## WHAT THE TASK ASKS
Restate the listing below word for word, omitting any images.

--- Start of SOURCE RECORDS ---

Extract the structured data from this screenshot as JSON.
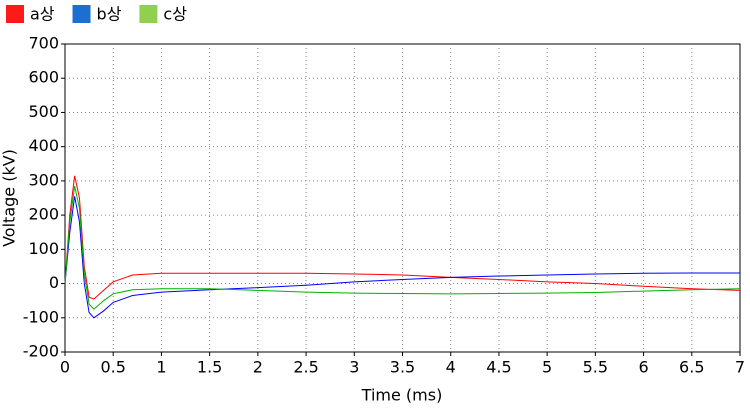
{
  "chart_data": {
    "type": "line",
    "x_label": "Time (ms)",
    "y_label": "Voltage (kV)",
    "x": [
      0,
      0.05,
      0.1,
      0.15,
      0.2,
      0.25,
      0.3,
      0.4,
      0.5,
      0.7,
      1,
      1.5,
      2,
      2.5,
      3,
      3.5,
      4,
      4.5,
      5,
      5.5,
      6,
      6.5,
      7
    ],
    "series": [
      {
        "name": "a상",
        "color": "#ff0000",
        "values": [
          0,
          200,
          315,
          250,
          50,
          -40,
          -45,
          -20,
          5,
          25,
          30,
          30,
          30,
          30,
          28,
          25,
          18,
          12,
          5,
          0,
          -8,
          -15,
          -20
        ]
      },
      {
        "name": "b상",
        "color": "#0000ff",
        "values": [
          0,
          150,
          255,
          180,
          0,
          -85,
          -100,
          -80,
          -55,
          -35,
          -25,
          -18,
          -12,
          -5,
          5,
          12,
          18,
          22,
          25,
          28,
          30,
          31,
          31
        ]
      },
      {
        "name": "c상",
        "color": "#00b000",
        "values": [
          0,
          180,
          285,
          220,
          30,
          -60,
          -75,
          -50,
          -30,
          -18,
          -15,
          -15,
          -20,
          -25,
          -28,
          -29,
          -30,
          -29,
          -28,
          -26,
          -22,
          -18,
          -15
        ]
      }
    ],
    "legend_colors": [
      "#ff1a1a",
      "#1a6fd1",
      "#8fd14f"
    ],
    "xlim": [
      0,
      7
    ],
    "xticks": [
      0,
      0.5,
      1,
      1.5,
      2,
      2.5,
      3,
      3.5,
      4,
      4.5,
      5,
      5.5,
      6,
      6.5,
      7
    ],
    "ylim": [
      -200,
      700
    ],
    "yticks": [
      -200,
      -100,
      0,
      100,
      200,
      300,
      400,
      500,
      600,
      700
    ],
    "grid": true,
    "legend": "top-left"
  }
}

--- End of SOURCE RECORDS ---

## WORKED ANSWER
Extract the structured data from this screenshot as JSON.
{
  "chart_data": {
    "type": "line",
    "x_label": "Time (ms)",
    "y_label": "Voltage (kV)",
    "x": [
      0,
      0.05,
      0.1,
      0.15,
      0.2,
      0.25,
      0.3,
      0.4,
      0.5,
      0.7,
      1,
      1.5,
      2,
      2.5,
      3,
      3.5,
      4,
      4.5,
      5,
      5.5,
      6,
      6.5,
      7
    ],
    "series": [
      {
        "name": "a상",
        "color": "#ff0000",
        "values": [
          0,
          200,
          315,
          250,
          50,
          -40,
          -45,
          -20,
          5,
          25,
          30,
          30,
          30,
          30,
          28,
          25,
          18,
          12,
          5,
          0,
          -8,
          -15,
          -20
        ]
      },
      {
        "name": "b상",
        "color": "#0000ff",
        "values": [
          0,
          150,
          255,
          180,
          0,
          -85,
          -100,
          -80,
          -55,
          -35,
          -25,
          -18,
          -12,
          -5,
          5,
          12,
          18,
          22,
          25,
          28,
          30,
          31,
          31
        ]
      },
      {
        "name": "c상",
        "color": "#00b000",
        "values": [
          0,
          180,
          285,
          220,
          30,
          -60,
          -75,
          -50,
          -30,
          -18,
          -15,
          -15,
          -20,
          -25,
          -28,
          -29,
          -30,
          -29,
          -28,
          -26,
          -22,
          -18,
          -15
        ]
      }
    ],
    "legend_colors": [
      "#ff1a1a",
      "#1a6fd1",
      "#8fd14f"
    ],
    "xlim": [
      0,
      7
    ],
    "xticks": [
      0,
      0.5,
      1,
      1.5,
      2,
      2.5,
      3,
      3.5,
      4,
      4.5,
      5,
      5.5,
      6,
      6.5,
      7
    ],
    "ylim": [
      -200,
      700
    ],
    "yticks": [
      -200,
      -100,
      0,
      100,
      200,
      300,
      400,
      500,
      600,
      700
    ],
    "grid": true,
    "legend": "top-left"
  }
}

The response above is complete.